┌──
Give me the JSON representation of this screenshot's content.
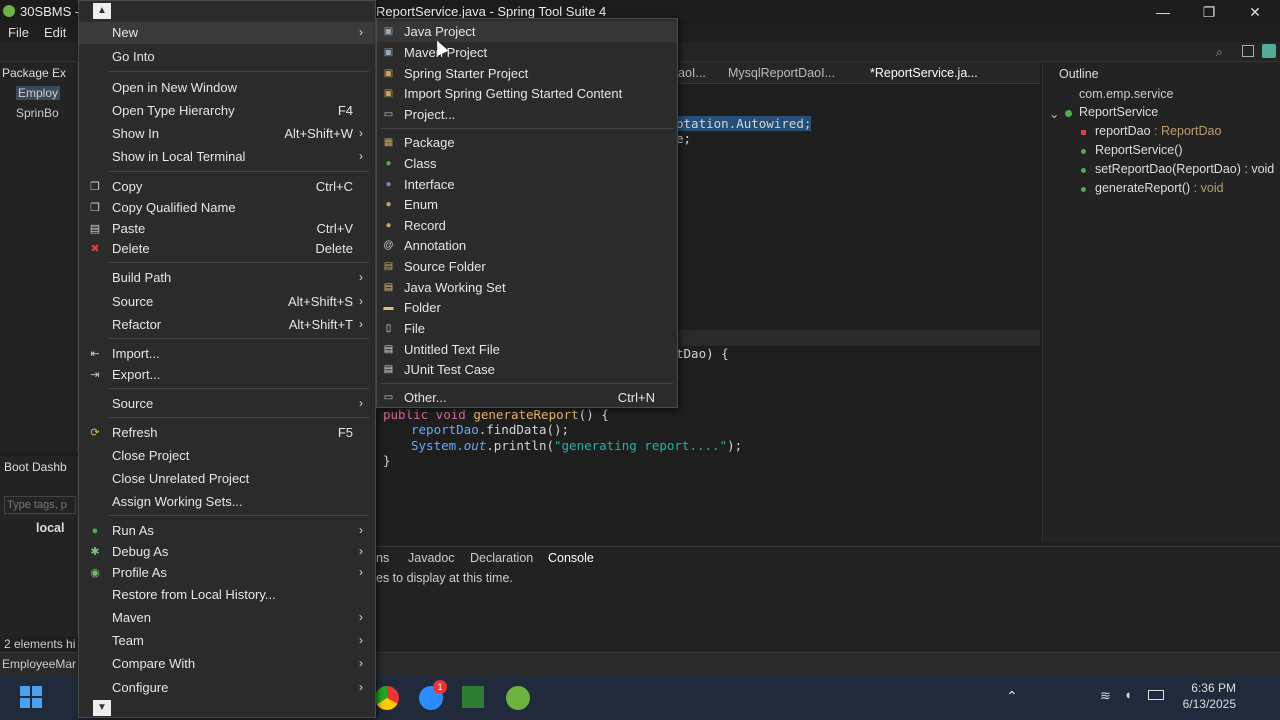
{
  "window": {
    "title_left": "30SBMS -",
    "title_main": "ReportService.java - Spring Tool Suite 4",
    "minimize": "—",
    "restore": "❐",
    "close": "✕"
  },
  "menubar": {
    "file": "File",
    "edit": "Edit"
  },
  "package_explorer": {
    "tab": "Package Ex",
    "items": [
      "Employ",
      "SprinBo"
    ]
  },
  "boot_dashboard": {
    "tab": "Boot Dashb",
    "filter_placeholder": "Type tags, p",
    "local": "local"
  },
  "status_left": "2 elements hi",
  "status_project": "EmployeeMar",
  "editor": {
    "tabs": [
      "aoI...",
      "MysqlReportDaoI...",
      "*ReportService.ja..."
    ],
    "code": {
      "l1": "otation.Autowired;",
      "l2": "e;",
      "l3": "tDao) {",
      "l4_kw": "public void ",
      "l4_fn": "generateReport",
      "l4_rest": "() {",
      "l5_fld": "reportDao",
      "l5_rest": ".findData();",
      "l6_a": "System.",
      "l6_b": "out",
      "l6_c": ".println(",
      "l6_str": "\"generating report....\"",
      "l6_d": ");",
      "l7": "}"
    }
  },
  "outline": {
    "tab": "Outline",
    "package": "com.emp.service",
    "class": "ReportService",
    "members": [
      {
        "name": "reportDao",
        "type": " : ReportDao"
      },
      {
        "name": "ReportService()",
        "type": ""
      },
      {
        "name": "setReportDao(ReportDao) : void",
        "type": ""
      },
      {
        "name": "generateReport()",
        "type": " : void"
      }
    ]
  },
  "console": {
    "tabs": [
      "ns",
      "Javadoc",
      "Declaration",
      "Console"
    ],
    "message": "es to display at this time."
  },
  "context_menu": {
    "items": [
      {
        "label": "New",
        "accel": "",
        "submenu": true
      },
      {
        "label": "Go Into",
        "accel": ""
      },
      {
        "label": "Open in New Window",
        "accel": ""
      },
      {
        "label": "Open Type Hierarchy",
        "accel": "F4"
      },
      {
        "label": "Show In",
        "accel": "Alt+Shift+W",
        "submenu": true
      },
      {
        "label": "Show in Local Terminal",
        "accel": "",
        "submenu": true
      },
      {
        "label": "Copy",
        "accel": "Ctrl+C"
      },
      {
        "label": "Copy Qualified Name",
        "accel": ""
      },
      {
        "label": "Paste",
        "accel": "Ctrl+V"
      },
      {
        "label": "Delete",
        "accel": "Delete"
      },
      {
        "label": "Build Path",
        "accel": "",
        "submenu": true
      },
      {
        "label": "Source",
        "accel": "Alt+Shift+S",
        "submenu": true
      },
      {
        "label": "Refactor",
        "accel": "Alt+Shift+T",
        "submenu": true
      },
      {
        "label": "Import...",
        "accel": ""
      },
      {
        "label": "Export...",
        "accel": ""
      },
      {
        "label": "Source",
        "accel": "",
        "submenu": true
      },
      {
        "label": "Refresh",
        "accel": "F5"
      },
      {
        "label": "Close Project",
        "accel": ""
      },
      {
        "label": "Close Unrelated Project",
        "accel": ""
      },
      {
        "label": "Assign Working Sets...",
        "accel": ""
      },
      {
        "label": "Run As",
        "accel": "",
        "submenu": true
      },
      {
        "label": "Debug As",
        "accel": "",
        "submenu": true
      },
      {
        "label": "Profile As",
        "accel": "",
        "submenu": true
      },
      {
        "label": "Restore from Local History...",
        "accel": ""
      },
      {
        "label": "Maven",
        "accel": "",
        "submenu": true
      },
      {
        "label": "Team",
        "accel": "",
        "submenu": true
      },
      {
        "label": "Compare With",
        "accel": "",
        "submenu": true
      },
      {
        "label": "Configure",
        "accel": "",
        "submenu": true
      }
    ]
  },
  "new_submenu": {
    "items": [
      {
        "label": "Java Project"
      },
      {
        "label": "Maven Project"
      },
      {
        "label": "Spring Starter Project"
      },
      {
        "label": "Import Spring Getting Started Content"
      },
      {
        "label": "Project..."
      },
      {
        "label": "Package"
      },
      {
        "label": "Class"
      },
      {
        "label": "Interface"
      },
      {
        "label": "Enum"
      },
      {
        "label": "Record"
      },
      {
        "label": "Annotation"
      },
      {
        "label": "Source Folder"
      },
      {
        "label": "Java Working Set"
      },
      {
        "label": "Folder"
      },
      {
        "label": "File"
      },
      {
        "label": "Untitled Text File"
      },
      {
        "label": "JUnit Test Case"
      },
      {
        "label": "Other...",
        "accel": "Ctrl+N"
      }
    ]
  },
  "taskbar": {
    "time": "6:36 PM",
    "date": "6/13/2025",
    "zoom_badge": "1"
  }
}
└──
┌──
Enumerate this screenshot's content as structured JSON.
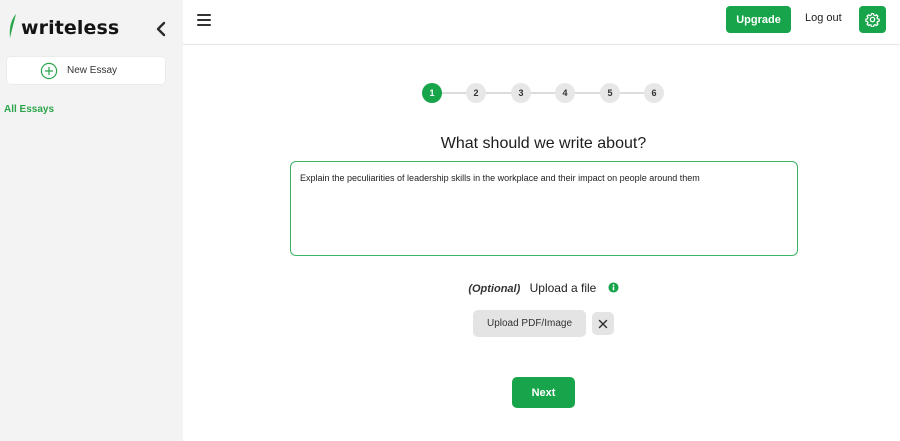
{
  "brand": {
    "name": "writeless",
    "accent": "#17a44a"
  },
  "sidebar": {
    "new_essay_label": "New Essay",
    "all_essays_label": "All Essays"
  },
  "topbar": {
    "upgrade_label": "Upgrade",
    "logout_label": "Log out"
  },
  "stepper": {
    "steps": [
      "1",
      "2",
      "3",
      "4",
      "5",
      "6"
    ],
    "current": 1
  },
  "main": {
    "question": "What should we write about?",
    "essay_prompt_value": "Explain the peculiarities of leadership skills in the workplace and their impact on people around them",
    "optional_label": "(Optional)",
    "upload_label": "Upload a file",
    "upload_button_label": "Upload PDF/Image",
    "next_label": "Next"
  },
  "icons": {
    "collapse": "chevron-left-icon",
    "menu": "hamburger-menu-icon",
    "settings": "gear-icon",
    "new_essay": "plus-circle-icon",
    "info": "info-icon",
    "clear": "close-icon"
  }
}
└──
┌──
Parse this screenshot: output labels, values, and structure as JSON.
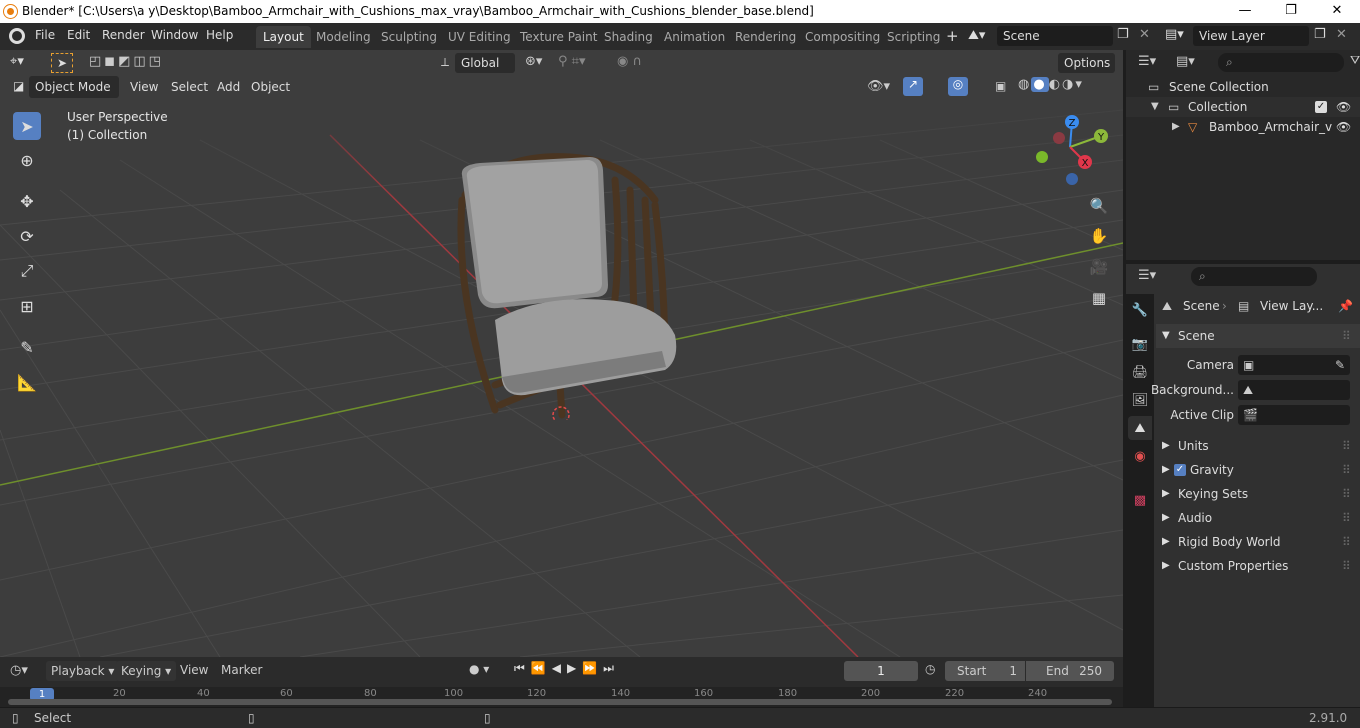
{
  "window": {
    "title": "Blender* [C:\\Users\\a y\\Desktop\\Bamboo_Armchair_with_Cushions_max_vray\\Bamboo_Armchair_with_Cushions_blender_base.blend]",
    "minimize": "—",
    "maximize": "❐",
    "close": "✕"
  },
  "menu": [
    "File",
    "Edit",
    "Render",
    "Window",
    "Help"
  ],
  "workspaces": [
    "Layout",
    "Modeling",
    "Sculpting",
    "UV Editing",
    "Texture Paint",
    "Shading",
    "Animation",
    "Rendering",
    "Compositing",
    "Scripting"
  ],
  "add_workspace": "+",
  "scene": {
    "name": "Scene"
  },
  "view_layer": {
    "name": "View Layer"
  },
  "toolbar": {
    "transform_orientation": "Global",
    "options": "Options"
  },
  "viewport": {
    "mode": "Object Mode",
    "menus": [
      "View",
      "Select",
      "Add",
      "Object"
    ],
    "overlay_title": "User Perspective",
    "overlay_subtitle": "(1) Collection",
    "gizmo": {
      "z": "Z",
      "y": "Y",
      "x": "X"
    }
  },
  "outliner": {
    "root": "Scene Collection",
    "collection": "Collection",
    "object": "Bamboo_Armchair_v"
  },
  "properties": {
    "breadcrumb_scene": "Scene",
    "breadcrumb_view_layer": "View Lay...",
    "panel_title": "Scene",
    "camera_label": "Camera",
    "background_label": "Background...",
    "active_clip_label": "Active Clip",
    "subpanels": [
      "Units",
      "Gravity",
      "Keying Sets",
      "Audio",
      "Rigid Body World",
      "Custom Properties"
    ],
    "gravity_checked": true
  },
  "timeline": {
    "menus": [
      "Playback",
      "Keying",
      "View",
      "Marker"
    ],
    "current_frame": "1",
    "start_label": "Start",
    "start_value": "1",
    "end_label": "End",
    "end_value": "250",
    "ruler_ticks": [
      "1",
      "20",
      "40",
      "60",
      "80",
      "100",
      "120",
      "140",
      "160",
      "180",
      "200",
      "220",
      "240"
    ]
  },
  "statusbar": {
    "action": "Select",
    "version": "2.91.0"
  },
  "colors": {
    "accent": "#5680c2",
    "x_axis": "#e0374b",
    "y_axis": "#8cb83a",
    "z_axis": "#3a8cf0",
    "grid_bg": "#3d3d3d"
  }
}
└──
▶ **EXERCISE BRIEF**: Find and copy every line in the entries above where the string "Import" occurs.

▶ **TASK OUTPUT**:
        "label": "Import...",
        "label": "Import Spring Getting Started Content"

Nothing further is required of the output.